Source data
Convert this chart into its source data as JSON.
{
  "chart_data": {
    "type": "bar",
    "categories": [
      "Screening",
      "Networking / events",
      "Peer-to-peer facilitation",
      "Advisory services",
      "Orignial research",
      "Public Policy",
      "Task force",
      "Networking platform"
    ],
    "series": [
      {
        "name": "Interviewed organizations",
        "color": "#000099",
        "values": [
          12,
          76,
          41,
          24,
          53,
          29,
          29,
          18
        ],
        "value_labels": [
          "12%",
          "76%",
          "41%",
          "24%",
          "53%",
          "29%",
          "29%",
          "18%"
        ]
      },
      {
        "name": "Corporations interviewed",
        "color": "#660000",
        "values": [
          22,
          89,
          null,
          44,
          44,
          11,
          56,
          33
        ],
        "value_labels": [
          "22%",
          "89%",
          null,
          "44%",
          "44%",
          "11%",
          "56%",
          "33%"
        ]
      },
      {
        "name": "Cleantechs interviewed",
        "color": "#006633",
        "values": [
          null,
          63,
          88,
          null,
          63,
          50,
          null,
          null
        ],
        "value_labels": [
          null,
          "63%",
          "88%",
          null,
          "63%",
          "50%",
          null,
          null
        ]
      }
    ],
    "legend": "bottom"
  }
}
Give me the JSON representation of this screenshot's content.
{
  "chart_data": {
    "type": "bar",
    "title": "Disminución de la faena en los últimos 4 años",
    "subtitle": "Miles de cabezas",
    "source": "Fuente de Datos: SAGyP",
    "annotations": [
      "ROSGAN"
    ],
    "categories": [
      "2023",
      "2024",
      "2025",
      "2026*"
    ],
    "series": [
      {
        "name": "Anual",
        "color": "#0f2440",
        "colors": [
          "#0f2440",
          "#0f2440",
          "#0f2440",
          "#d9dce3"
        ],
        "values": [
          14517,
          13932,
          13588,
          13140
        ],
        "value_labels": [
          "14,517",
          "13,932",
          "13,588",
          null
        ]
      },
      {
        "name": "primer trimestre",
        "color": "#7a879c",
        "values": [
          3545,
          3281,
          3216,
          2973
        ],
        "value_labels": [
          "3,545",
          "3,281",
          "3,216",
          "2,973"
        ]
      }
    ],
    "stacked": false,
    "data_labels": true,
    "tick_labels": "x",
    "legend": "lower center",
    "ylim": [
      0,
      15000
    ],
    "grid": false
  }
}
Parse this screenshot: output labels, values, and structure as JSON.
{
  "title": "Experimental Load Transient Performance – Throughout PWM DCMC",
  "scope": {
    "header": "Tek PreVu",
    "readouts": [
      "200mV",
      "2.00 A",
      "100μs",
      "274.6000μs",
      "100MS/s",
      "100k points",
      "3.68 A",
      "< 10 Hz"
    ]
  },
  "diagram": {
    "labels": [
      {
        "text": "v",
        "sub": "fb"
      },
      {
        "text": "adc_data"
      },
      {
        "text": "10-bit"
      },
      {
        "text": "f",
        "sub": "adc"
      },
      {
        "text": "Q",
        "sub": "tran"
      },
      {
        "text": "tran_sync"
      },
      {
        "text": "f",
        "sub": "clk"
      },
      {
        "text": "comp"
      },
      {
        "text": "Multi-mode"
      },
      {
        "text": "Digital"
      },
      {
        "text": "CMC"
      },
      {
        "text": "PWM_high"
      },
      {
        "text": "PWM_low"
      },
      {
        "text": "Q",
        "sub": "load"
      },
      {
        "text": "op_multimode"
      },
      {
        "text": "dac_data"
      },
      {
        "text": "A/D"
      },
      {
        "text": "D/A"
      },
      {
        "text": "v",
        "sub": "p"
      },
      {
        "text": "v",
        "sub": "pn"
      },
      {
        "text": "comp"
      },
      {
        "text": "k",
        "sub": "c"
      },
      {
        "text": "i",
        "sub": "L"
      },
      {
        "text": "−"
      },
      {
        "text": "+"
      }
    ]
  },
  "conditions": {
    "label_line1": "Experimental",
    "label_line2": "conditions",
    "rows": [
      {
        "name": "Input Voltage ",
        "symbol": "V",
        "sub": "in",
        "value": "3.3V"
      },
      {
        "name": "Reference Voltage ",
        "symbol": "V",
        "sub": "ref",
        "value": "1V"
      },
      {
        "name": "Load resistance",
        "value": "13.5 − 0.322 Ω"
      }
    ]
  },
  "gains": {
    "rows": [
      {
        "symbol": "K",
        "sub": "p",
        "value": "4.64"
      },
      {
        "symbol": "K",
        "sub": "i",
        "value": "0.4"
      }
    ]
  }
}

Problem |
Reproduce the full listing above, character for character.

The answer |
Convert this chart into its source data as JSON.
{
  "chart_data": {
    "type": "bar",
    "categories": [
      "Screening",
      "Networking / events",
      "Peer-to-peer facilitation",
      "Advisory services",
      "Orignial research",
      "Public Policy",
      "Task force",
      "Networking platform"
    ],
    "series": [
      {
        "name": "Interviewed organizations",
        "color": "#000099",
        "values": [
          12,
          76,
          41,
          24,
          53,
          29,
          29,
          18
        ],
        "value_labels": [
          "12%",
          "76%",
          "41%",
          "24%",
          "53%",
          "29%",
          "29%",
          "18%"
        ]
      },
      {
        "name": "Corporations interviewed",
        "color": "#660000",
        "values": [
          22,
          89,
          null,
          44,
          44,
          11,
          56,
          33
        ],
        "value_labels": [
          "22%",
          "89%",
          null,
          "44%",
          "44%",
          "11%",
          "56%",
          "33%"
        ]
      },
      {
        "name": "Cleantechs interviewed",
        "color": "#006633",
        "values": [
          null,
          63,
          88,
          null,
          63,
          50,
          null,
          null
        ],
        "value_labels": [
          null,
          "63%",
          "88%",
          null,
          "63%",
          "50%",
          null,
          null
        ]
      }
    ],
    "legend": "bottom"
  }
}
Give me the JSON representation of this screenshot's content.
{
  "chart_data": {
    "type": "bar",
    "title": "Disminución de la faena en los últimos 4 años",
    "subtitle": "Miles de cabezas",
    "source": "Fuente de Datos: SAGyP",
    "annotations": [
      "ROSGAN"
    ],
    "categories": [
      "2023",
      "2024",
      "2025",
      "2026*"
    ],
    "series": [
      {
        "name": "Anual",
        "color": "#0f2440",
        "colors": [
          "#0f2440",
          "#0f2440",
          "#0f2440",
          "#d9dce3"
        ],
        "values": [
          14517,
          13932,
          13588,
          13140
        ],
        "value_labels": [
          "14,517",
          "13,932",
          "13,588",
          null
        ]
      },
      {
        "name": "primer trimestre",
        "color": "#7a879c",
        "values": [
          3545,
          3281,
          3216,
          2973
        ],
        "value_labels": [
          "3,545",
          "3,281",
          "3,216",
          "2,973"
        ]
      }
    ],
    "stacked": false,
    "data_labels": true,
    "tick_labels": "x",
    "legend": "lower center",
    "ylim": [
      0,
      15000
    ],
    "grid": false
  }
}
Parse this screenshot: output labels, values, and structure as JSON.
{
  "title": "Experimental Load Transient Performance – Throughout PWM DCMC",
  "scope": {
    "header": "Tek PreVu",
    "readouts": [
      "200mV",
      "2.00 A",
      "100μs",
      "274.6000μs",
      "100MS/s",
      "100k points",
      "3.68 A",
      "< 10 Hz"
    ]
  },
  "diagram": {
    "labels": [
      {
        "text": "v",
        "sub": "fb"
      },
      {
        "text": "adc_data"
      },
      {
        "text": "10-bit"
      },
      {
        "text": "f",
        "sub": "adc"
      },
      {
        "text": "Q",
        "sub": "tran"
      },
      {
        "text": "tran_sync"
      },
      {
        "text": "f",
        "sub": "clk"
      },
      {
        "text": "comp"
      },
      {
        "text": "Multi-mode"
      },
      {
        "text": "Digital"
      },
      {
        "text": "CMC"
      },
      {
        "text": "PWM_high"
      },
      {
        "text": "PWM_low"
      },
      {
        "text": "Q",
        "sub": "load"
      },
      {
        "text": "op_multimode"
      },
      {
        "text": "dac_data"
      },
      {
        "text": "A/D"
      },
      {
        "text": "D/A"
      },
      {
        "text": "v",
        "sub": "p"
      },
      {
        "text": "v",
        "sub": "pn"
      },
      {
        "text": "comp"
      },
      {
        "text": "k",
        "sub": "c"
      },
      {
        "text": "i",
        "sub": "L"
      },
      {
        "text": "−"
      },
      {
        "text": "+"
      }
    ]
  },
  "conditions": {
    "label_line1": "Experimental",
    "label_line2": "conditions",
    "rows": [
      {
        "name": "Input Voltage ",
        "symbol": "V",
        "sub": "in",
        "value": "3.3V"
      },
      {
        "name": "Reference Voltage ",
        "symbol": "V",
        "sub": "ref",
        "value": "1V"
      },
      {
        "name": "Load resistance",
        "value": "13.5 − 0.322 Ω"
      }
    ]
  },
  "gains": {
    "rows": [
      {
        "symbol": "K",
        "sub": "p",
        "value": "4.64"
      },
      {
        "symbol": "K",
        "sub": "i",
        "value": "0.4"
      }
    ]
  }
}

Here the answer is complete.